··· Material
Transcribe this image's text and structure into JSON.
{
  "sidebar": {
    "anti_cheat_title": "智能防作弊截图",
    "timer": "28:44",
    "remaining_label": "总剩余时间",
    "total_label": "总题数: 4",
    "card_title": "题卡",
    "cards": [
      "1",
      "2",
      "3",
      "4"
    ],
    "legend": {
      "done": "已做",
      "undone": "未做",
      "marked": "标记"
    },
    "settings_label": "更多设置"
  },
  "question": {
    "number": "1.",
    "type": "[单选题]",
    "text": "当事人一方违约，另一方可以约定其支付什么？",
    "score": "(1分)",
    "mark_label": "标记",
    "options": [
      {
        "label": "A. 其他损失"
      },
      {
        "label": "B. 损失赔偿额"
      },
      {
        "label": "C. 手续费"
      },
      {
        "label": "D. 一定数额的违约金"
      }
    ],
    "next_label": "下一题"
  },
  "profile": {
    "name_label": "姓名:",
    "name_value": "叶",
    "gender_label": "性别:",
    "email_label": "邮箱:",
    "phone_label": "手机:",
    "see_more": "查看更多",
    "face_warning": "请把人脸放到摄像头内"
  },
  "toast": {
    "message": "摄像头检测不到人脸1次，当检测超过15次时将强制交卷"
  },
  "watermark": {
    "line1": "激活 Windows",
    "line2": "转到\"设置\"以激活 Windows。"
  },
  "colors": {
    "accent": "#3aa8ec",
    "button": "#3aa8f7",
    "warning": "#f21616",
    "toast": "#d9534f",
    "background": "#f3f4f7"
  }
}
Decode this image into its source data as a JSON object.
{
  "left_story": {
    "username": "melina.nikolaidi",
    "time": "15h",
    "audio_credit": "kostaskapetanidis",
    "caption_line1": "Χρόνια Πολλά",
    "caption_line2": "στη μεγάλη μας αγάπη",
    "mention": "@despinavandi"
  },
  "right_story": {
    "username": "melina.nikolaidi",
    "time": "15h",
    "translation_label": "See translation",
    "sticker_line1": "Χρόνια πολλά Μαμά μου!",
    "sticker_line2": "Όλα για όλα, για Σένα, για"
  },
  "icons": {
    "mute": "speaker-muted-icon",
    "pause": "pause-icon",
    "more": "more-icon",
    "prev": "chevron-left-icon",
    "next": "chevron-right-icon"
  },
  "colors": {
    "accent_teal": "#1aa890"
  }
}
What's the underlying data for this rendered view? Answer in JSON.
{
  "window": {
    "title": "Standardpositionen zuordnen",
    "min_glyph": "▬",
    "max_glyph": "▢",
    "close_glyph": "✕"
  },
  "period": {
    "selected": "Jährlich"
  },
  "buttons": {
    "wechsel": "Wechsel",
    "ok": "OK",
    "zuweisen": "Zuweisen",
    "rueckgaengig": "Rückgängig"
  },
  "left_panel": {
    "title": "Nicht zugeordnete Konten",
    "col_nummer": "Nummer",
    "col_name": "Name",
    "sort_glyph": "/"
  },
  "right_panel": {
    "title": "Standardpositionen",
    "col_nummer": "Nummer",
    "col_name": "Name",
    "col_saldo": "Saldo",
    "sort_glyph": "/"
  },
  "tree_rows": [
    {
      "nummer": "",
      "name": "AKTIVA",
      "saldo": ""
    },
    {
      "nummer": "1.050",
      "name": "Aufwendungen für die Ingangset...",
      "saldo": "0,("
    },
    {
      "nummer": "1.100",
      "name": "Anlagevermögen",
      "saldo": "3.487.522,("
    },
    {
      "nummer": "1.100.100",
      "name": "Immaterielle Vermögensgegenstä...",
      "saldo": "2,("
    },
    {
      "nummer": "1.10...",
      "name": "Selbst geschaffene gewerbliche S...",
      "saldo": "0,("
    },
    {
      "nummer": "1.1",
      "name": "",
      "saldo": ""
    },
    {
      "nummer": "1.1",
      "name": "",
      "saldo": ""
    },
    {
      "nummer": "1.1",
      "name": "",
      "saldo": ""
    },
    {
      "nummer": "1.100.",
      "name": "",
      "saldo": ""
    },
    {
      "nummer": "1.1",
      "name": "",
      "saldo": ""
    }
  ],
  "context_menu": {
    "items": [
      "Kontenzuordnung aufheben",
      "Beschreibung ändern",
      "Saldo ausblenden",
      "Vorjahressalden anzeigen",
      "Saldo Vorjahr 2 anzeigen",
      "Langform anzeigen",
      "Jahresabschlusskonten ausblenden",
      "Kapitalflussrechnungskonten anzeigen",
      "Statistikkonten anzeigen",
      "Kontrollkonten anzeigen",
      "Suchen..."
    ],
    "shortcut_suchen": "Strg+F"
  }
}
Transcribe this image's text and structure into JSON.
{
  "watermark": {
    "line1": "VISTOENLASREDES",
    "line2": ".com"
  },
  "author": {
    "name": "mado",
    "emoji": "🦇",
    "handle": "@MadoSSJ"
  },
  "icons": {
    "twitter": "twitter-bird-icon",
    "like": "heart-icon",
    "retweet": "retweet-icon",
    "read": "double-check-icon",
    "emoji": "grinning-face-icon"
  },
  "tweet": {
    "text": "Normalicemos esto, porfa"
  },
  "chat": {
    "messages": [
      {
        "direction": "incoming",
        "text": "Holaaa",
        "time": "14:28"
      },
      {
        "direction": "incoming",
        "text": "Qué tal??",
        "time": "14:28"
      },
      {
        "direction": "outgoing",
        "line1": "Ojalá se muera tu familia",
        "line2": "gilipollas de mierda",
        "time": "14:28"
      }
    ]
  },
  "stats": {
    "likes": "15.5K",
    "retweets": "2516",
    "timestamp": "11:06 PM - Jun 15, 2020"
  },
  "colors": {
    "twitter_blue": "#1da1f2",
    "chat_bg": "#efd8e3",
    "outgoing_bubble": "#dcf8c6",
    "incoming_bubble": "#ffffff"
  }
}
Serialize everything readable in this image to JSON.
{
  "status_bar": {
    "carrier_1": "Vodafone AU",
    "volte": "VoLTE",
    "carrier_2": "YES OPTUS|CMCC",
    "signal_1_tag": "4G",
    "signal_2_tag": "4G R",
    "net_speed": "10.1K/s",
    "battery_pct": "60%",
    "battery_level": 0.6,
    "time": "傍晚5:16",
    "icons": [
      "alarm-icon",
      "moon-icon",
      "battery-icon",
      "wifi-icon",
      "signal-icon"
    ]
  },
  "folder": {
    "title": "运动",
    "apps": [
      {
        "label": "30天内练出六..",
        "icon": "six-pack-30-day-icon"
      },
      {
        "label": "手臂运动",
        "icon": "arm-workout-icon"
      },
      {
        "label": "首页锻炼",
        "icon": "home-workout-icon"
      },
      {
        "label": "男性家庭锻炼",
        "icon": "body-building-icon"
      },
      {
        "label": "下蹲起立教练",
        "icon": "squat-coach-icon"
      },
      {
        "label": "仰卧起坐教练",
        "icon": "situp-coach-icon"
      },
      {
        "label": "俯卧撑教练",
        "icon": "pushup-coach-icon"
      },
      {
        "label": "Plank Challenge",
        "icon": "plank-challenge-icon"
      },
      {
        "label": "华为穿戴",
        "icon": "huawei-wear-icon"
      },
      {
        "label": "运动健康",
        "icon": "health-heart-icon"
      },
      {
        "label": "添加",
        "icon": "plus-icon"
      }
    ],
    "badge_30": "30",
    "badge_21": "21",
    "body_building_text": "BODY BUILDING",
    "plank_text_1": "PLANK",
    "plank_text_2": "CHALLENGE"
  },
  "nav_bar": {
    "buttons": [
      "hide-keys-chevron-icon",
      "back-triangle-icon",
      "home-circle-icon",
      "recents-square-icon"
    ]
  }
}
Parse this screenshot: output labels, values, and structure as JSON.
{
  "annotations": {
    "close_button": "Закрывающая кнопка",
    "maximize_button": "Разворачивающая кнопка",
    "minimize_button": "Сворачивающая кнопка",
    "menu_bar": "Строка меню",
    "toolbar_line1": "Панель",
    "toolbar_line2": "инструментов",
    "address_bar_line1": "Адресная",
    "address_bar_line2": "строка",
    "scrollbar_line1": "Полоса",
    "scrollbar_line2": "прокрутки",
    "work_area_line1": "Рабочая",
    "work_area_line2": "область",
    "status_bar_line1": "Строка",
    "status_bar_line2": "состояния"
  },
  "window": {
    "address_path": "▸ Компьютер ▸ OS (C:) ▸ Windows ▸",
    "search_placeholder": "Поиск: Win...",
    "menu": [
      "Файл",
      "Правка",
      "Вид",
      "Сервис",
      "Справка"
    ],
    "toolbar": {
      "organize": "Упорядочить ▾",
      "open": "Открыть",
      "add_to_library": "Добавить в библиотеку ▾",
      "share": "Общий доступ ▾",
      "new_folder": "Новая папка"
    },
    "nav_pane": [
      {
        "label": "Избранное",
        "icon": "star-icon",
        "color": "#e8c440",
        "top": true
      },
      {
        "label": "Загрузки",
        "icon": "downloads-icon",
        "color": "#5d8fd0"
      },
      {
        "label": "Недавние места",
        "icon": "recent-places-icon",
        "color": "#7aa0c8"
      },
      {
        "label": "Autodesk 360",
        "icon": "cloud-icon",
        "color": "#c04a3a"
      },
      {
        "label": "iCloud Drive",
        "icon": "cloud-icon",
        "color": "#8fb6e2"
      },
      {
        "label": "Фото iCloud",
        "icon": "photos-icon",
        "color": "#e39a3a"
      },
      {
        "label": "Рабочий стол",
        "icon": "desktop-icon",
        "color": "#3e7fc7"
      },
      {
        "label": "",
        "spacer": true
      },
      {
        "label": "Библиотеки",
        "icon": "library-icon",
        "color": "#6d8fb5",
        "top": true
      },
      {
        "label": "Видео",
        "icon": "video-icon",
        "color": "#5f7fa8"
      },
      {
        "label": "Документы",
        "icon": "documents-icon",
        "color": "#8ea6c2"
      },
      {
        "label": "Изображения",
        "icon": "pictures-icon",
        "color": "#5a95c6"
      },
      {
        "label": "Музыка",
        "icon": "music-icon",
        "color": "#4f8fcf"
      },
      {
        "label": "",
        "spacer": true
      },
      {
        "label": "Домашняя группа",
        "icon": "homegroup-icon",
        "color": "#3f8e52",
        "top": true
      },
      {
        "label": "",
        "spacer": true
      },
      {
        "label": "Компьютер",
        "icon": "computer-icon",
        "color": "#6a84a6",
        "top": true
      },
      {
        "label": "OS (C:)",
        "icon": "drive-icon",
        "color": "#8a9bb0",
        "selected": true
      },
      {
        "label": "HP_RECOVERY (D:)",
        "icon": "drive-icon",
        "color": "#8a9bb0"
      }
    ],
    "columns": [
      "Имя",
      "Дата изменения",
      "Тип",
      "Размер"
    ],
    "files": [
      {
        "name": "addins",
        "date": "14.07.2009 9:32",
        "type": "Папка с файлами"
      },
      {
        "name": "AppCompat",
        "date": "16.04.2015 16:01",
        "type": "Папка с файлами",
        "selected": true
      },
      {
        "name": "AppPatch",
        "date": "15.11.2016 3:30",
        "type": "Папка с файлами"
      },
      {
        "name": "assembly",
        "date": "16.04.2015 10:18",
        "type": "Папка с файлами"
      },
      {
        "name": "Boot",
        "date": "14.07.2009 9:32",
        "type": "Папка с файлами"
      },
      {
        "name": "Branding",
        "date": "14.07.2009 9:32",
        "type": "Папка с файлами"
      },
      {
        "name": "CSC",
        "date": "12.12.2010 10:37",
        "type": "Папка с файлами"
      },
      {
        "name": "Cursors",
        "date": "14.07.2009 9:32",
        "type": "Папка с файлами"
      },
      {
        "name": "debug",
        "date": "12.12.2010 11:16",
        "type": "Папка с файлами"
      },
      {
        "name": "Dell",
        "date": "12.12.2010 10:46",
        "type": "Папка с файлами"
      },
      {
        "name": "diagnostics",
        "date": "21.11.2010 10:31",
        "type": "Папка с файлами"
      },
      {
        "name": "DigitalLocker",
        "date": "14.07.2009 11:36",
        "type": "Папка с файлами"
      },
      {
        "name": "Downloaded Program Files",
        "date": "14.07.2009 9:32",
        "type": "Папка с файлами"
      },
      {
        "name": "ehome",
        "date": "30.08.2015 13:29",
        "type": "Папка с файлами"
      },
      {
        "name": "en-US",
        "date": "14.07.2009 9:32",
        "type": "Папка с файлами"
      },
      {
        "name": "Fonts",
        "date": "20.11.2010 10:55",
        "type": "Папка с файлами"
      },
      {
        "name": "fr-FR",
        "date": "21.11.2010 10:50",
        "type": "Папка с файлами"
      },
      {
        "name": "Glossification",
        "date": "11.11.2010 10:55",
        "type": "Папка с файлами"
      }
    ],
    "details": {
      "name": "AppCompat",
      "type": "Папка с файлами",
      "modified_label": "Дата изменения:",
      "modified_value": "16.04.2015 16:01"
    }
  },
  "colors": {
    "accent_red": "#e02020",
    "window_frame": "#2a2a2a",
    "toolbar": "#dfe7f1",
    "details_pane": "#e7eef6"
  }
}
······
__Written problem__: Which lines hold the word "Standardpositionen"? Copy all of them.

__Written response__:
    "title": "Standardpositionen zuordnen",
    "title": "Standardpositionen",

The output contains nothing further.